[Written request]: Every line of the material below should be repeated exactly.

[Dataset rows]:
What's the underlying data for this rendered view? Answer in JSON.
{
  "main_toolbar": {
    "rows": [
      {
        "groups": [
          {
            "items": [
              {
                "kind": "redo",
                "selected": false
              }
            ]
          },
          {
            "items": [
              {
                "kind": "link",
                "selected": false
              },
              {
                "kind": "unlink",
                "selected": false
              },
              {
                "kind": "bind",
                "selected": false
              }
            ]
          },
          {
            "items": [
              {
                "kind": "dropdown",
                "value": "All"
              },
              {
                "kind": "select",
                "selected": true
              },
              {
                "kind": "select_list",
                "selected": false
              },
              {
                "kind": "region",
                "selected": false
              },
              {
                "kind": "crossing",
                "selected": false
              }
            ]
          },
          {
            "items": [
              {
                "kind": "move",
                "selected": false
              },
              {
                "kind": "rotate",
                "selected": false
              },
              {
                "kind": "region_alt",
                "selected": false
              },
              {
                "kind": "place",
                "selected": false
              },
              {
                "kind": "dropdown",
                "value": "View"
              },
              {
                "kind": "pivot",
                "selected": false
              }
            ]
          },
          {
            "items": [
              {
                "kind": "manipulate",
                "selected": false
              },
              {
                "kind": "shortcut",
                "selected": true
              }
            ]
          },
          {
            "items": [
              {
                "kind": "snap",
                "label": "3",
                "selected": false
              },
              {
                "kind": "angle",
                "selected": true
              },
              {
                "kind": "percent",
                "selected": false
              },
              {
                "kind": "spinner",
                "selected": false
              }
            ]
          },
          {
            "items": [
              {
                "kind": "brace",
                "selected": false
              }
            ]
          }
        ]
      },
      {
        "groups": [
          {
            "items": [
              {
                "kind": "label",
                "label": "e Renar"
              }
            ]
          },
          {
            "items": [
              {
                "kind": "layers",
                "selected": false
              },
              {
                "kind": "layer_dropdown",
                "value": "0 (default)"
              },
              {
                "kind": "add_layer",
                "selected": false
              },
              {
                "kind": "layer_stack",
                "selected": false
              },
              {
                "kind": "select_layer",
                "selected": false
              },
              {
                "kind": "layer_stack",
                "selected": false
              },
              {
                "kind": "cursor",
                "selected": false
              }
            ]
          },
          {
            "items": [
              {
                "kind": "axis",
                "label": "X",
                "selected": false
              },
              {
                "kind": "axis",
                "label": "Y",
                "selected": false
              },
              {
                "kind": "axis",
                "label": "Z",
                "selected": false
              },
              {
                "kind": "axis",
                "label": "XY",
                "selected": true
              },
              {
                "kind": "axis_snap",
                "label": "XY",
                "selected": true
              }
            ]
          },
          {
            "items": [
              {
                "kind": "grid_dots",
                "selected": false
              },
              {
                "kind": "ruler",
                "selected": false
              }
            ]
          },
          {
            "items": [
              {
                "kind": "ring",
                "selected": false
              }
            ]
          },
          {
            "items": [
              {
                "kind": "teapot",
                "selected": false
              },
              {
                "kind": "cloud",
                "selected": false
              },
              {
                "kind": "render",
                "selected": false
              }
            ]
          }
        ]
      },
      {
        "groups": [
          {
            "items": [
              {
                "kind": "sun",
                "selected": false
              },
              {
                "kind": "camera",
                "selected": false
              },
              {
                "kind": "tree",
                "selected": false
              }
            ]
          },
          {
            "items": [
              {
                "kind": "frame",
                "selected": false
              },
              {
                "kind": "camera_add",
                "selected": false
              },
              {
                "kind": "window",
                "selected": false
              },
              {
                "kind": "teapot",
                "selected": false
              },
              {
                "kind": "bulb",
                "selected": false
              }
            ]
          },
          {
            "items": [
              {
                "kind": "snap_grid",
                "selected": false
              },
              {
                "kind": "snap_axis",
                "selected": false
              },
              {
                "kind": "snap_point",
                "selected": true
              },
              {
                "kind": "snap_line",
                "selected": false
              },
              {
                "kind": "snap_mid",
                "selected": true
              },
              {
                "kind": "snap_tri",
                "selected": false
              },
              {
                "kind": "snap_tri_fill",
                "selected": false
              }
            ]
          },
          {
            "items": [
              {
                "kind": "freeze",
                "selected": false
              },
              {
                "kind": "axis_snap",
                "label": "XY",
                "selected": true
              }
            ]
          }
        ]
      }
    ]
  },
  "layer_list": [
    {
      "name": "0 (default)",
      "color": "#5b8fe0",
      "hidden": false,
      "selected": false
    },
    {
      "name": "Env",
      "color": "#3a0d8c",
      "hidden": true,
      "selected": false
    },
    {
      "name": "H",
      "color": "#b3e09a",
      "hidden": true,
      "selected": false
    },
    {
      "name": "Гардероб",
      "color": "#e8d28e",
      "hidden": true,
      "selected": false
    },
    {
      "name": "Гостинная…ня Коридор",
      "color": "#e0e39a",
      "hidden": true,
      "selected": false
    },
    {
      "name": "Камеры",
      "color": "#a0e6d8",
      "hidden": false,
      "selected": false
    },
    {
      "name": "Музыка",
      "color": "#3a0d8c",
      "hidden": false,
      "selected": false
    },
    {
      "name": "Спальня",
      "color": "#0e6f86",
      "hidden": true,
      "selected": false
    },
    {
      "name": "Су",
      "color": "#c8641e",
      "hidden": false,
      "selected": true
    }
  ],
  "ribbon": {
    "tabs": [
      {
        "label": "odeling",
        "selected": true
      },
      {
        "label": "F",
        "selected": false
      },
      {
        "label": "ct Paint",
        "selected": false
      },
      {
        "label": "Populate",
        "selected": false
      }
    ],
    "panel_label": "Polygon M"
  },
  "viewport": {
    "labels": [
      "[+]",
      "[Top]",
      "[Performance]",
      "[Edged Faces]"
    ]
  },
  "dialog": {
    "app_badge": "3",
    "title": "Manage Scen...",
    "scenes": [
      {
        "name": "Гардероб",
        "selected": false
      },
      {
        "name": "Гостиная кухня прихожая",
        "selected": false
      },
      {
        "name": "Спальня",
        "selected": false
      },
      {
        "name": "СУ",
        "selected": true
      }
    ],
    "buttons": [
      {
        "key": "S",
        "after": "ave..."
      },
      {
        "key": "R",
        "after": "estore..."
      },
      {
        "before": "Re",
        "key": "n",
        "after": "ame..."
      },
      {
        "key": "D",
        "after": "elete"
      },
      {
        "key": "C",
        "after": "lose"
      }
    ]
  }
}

[Problem solution]:
What's the underlying data for this rendered view? Answer in JSON.
{
  "main_toolbar": {
    "rows": [
      {
        "groups": [
          {
            "items": [
              {
                "kind": "redo",
                "selected": false
              }
            ]
          },
          {
            "items": [
              {
                "kind": "link",
                "selected": false
              },
              {
                "kind": "unlink",
                "selected": false
              },
              {
                "kind": "bind",
                "selected": false
              }
            ]
          },
          {
            "items": [
              {
                "kind": "dropdown",
                "value": "All"
              },
              {
                "kind": "select",
                "selected": true
              },
              {
                "kind": "select_list",
                "selected": false
              },
              {
                "kind": "region",
                "selected": false
              },
              {
                "kind": "crossing",
                "selected": false
              }
            ]
          },
          {
            "items": [
              {
                "kind": "move",
                "selected": false
              },
              {
                "kind": "rotate",
                "selected": false
              },
              {
                "kind": "region_alt",
                "selected": false
              },
              {
                "kind": "place",
                "selected": false
              },
              {
                "kind": "dropdown",
                "value": "View"
              },
              {
                "kind": "pivot",
                "selected": false
              }
            ]
          },
          {
            "items": [
              {
                "kind": "manipulate",
                "selected": false
              },
              {
                "kind": "shortcut",
                "selected": true
              }
            ]
          },
          {
            "items": [
              {
                "kind": "snap",
                "label": "3",
                "selected": false
              },
              {
                "kind": "angle",
                "selected": true
              },
              {
                "kind": "percent",
                "selected": false
              },
              {
                "kind": "spinner",
                "selected": false
              }
            ]
          },
          {
            "items": [
              {
                "kind": "brace",
                "selected": false
              }
            ]
          }
        ]
      },
      {
        "groups": [
          {
            "items": [
              {
                "kind": "label",
                "label": "e Renar"
              }
            ]
          },
          {
            "items": [
              {
                "kind": "layers",
                "selected": false
              },
              {
                "kind": "layer_dropdown",
                "value": "0 (default)"
              },
              {
                "kind": "add_layer",
                "selected": false
              },
              {
                "kind": "layer_stack",
                "selected": false
              },
              {
                "kind": "select_layer",
                "selected": false
              },
              {
                "kind": "layer_stack",
                "selected": false
              },
              {
                "kind": "cursor",
                "selected": false
              }
            ]
          },
          {
            "items": [
              {
                "kind": "axis",
                "label": "X",
                "selected": false
              },
              {
                "kind": "axis",
                "label": "Y",
                "selected": false
              },
              {
                "kind": "axis",
                "label": "Z",
                "selected": false
              },
              {
                "kind": "axis",
                "label": "XY",
                "selected": true
              },
              {
                "kind": "axis_snap",
                "label": "XY",
                "selected": true
              }
            ]
          },
          {
            "items": [
              {
                "kind": "grid_dots",
                "selected": false
              },
              {
                "kind": "ruler",
                "selected": false
              }
            ]
          },
          {
            "items": [
              {
                "kind": "ring",
                "selected": false
              }
            ]
          },
          {
            "items": [
              {
                "kind": "teapot",
                "selected": false
              },
              {
                "kind": "cloud",
                "selected": false
              },
              {
                "kind": "render",
                "selected": false
              }
            ]
          }
        ]
      },
      {
        "groups": [
          {
            "items": [
              {
                "kind": "sun",
                "selected": false
              },
              {
                "kind": "camera",
                "selected": false
              },
              {
                "kind": "tree",
                "selected": false
              }
            ]
          },
          {
            "items": [
              {
                "kind": "frame",
                "selected": false
              },
              {
                "kind": "camera_add",
                "selected": false
              },
              {
                "kind": "window",
                "selected": false
              },
              {
                "kind": "teapot",
                "selected": false
              },
              {
                "kind": "bulb",
                "selected": false
              }
            ]
          },
          {
            "items": [
              {
                "kind": "snap_grid",
                "selected": false
              },
              {
                "kind": "snap_axis",
                "selected": false
              },
              {
                "kind": "snap_point",
                "selected": true
              },
              {
                "kind": "snap_line",
                "selected": false
              },
              {
                "kind": "snap_mid",
                "selected": true
              },
              {
                "kind": "snap_tri",
                "selected": false
              },
              {
                "kind": "snap_tri_fill",
                "selected": false
              }
            ]
          },
          {
            "items": [
              {
                "kind": "freeze",
                "selected": false
              },
              {
                "kind": "axis_snap",
                "label": "XY",
                "selected": true
              }
            ]
          }
        ]
      }
    ]
  },
  "layer_list": [
    {
      "name": "0 (default)",
      "color": "#5b8fe0",
      "hidden": false,
      "selected": false
    },
    {
      "name": "Env",
      "color": "#3a0d8c",
      "hidden": true,
      "selected": false
    },
    {
      "name": "H",
      "color": "#b3e09a",
      "hidden": true,
      "selected": false
    },
    {
      "name": "Гардероб",
      "color": "#e8d28e",
      "hidden": true,
      "selected": false
    },
    {
      "name": "Гостинная…ня Коридор",
      "color": "#e0e39a",
      "hidden": true,
      "selected": false
    },
    {
      "name": "Камеры",
      "color": "#a0e6d8",
      "hidden": false,
      "selected": false
    },
    {
      "name": "Музыка",
      "color": "#3a0d8c",
      "hidden": false,
      "selected": false
    },
    {
      "name": "Спальня",
      "color": "#0e6f86",
      "hidden": true,
      "selected": false
    },
    {
      "name": "Су",
      "color": "#c8641e",
      "hidden": false,
      "selected": true
    }
  ],
  "ribbon": {
    "tabs": [
      {
        "label": "odeling",
        "selected": true
      },
      {
        "label": "F",
        "selected": false
      },
      {
        "label": "ct Paint",
        "selected": false
      },
      {
        "label": "Populate",
        "selected": false
      }
    ],
    "panel_label": "Polygon M"
  },
  "viewport": {
    "labels": [
      "[+]",
      "[Top]",
      "[Performance]",
      "[Edged Faces]"
    ]
  },
  "dialog": {
    "app_badge": "3",
    "title": "Manage Scen...",
    "scenes": [
      {
        "name": "Гардероб",
        "selected": false
      },
      {
        "name": "Гостиная кухня прихожая",
        "selected": false
      },
      {
        "name": "Спальня",
        "selected": false
      },
      {
        "name": "СУ",
        "selected": true
      }
    ],
    "buttons": [
      {
        "key": "S",
        "after": "ave..."
      },
      {
        "key": "R",
        "after": "estore..."
      },
      {
        "before": "Re",
        "key": "n",
        "after": "ame..."
      },
      {
        "key": "D",
        "after": "elete"
      },
      {
        "key": "C",
        "after": "lose"
      }
    ]
  }
}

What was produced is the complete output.